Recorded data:
··········

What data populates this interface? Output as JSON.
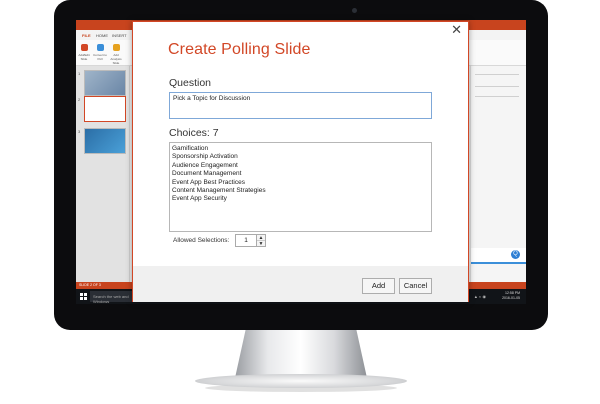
{
  "ppt": {
    "tabs": [
      "FILE",
      "HOME",
      "INSERT"
    ],
    "ribbon_buttons": [
      "Add/Edit Slide",
      "Convert to Poll",
      "Add Analysis Slide"
    ],
    "slide_numbers": [
      "1",
      "2",
      "3"
    ],
    "status": "SLIDE 2 OF 3",
    "taskbar_search": "Search the web and Windows",
    "clock_time": "12:58 PM",
    "clock_date": "2016-01-05",
    "accent_color": "#c8441e"
  },
  "dialog": {
    "title": "Create Polling Slide",
    "close_glyph": "✕",
    "question_label": "Question",
    "question_value": "Pick a Topic for Discussion",
    "choices_label": "Choices: 7",
    "choices": [
      "Gamification",
      "Sponsorship Activation",
      "Audience Engagement",
      "Document Management",
      "Event App Best Practices",
      "Content Management Strategies",
      "Event App Security"
    ],
    "allowed_label": "Allowed Selections:",
    "allowed_value": "1",
    "add_label": "Add",
    "cancel_label": "Cancel",
    "title_color": "#d24726"
  }
}
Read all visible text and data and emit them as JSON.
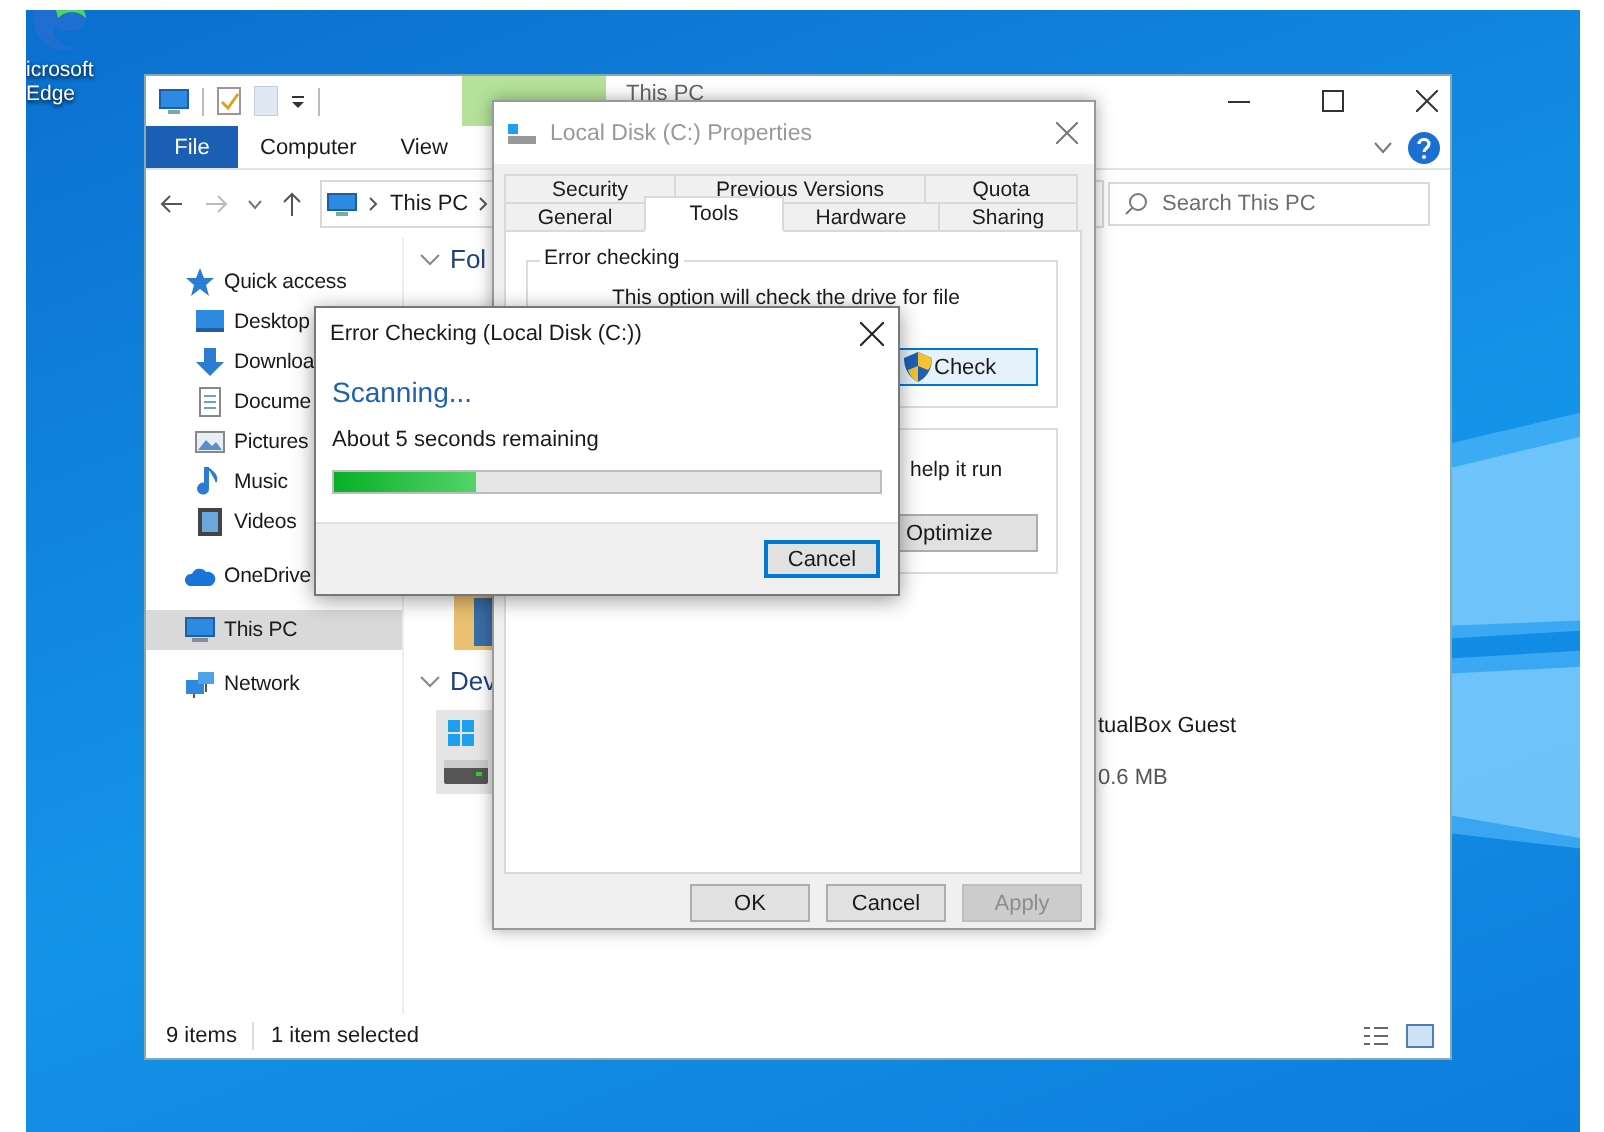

··········

Work to do: Show, from the material above, each line that includes the string "JSON".

Task output:
What data populates this interface? Output as JSON.
Read all visible text and data and emit them as JSON.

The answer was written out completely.